#### Consigne a:
Recopiez en entier l'extrait de l'arrêt de la Cour de cassation présenté ci-dessous.

#### Texte choisi:

___

France | France, Cour de cassation, Chambre civile 2, 14 novembre 2019, 18-22500


LA COUR DE CASSATION, DEUXIÈME CHAMBRE CIVILE, a rendu l'arrêt suivant :

Sur le moyen unique :

Attendu, selon l'arrêt attaqué (Colmar, 9 juillet 2018), qu'à la suite d'une vérification de comptabilité qui s'est déroulée du 6 janvier au 27 avril 2016, pour la période du 1er janvier 2013 au 31 décembre 2014, étendue jusqu'au 30 septembre 2015 au titre de la taxe sur la valeur ajoutée (TVA), l'administration fiscale, après avoir notifié à la société Atlassib Franta (la société) une proposition de rectification mettant à sa charge des rappels de TVA et d'impôt

sur les sociétés, a sollicité d'un juge de l'exécution l'autorisation de prendre ...

___

#### Consigne b:
Modifiez les rangées ci-dessous depuis la toute première jusqu'à celle qui contient "786, 323, 824]", incluse, en remplaçant "Versus" par "Compared with" sans rien toucher d'autre. Redonnez seulement ces rangées.

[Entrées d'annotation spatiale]
___

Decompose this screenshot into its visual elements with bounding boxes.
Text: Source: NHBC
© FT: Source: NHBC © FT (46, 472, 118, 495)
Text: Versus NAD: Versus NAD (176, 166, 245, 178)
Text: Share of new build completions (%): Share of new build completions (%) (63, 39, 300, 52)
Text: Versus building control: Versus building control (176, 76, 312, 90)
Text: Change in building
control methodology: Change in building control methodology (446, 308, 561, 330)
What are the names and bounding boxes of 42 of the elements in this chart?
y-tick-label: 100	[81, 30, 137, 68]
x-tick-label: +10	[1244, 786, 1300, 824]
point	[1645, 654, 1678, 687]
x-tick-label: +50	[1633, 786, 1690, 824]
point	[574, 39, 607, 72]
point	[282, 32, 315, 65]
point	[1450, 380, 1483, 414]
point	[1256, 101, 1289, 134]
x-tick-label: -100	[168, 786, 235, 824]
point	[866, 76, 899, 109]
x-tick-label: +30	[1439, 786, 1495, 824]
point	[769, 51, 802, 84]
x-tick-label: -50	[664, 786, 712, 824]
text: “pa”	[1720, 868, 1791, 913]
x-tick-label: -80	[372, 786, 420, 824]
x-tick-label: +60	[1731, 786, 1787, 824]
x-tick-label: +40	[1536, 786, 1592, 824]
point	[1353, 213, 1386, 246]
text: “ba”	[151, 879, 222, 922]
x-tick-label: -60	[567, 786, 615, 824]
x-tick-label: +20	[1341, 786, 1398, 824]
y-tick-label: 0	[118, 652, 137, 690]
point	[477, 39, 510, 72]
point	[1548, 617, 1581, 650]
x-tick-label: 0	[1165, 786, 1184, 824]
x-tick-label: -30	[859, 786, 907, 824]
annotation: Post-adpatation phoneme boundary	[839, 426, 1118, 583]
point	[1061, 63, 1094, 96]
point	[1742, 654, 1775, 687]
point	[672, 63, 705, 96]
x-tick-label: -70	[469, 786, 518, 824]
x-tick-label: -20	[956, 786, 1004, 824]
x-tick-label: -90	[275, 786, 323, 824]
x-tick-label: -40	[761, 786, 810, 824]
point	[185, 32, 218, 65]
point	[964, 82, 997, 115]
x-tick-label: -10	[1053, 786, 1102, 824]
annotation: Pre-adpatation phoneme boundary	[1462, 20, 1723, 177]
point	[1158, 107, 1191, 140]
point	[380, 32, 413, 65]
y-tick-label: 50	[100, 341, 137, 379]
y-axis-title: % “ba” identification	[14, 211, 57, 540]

___

#### Réponse attendue a:
France | France, Cour de cassation, Chambre civile 2, 14 novembre 2019, 18-22500


LA COUR DE CASSATION, DEUXIÈME CHAMBRE CIVILE, a rendu l'arrêt suivant :

Sur le moyen unique :

Attendu, selon l'arrêt attaqué (Colmar, 9 juillet 2018), qu'à la suite d'une vérification de comptabilité qui s'est déroulée du 6 janvier au 27 avril 2016, pour la période du 1er janvier 2013 au 31 décembre 2014, étendue jusqu'au 30 septembre 2015 au titre de la taxe sur la valeur ajoutée (TVA), l'administration fiscale, après avoir notifié à la société Atlassib Franta (la société) une proposition de rectification mettant à sa charge des rappels de TVA et d'impôt

sur les sociétés, a sollicité d'un juge de l'exécution l'autorisation de prendre ...

#### Réponse attendue b:
Decompose this screenshot into its visual elements with bounding boxes.
Text: Source: NHBC
© FT: Source: NHBC © FT (46, 472, 118, 495)
Text: Compared with NAD: Compared with NAD (176, 166, 245, 178)
Text: Share of new build completions (%): Share of new build completions (%) (63, 39, 300, 52)
Text: Compared with building control: Compared with building control (176, 76, 312, 90)
Text: Change in building
control methodology: Change in building control methodology (446, 308, 561, 330)
What are the names and bounding boxes of 42 of the elements in this chart?
y-tick-label: 100	[81, 30, 137, 68]
x-tick-label: +10	[1244, 786, 1300, 824]
point	[1645, 654, 1678, 687]
x-tick-label: +50	[1633, 786, 1690, 824]
point	[574, 39, 607, 72]
point	[282, 32, 315, 65]
point	[1450, 380, 1483, 414]
point	[1256, 101, 1289, 134]
x-tick-label: -100	[168, 786, 235, 824]
point	[866, 76, 899, 109]
x-tick-label: +30	[1439, 786, 1495, 824]
point	[769, 51, 802, 84]
x-tick-label: -50	[664, 786, 712, 824]
text: “pa”	[1720, 868, 1791, 913]
x-tick-label: -80	[372, 786, 420, 824]
x-tick-label: +60	[1731, 786, 1787, 824]
x-tick-label: +40	[1536, 786, 1592, 824]
point	[1353, 213, 1386, 246]
text: “ba”	[151, 879, 222, 922]
x-tick-label: -60	[567, 786, 615, 824]
x-tick-label: +20	[1341, 786, 1398, 824]
y-tick-label: 0	[118, 652, 137, 690]
point	[477, 39, 510, 72]
point	[1548, 617, 1581, 650]
x-tick-label: 0	[1165, 786, 1184, 824]
x-tick-label: -30	[859, 786, 907, 824]
annotation: Post-adpatation phoneme boundary	[839, 426, 1118, 583]
point	[1061, 63, 1094, 96]
point	[1742, 654, 1775, 687]
point	[672, 63, 705, 96]
x-tick-label: -70	[469, 786, 518, 824]
x-tick-label: -20	[956, 786, 1004, 824]
x-tick-label: -90	[275, 786, 323, 824]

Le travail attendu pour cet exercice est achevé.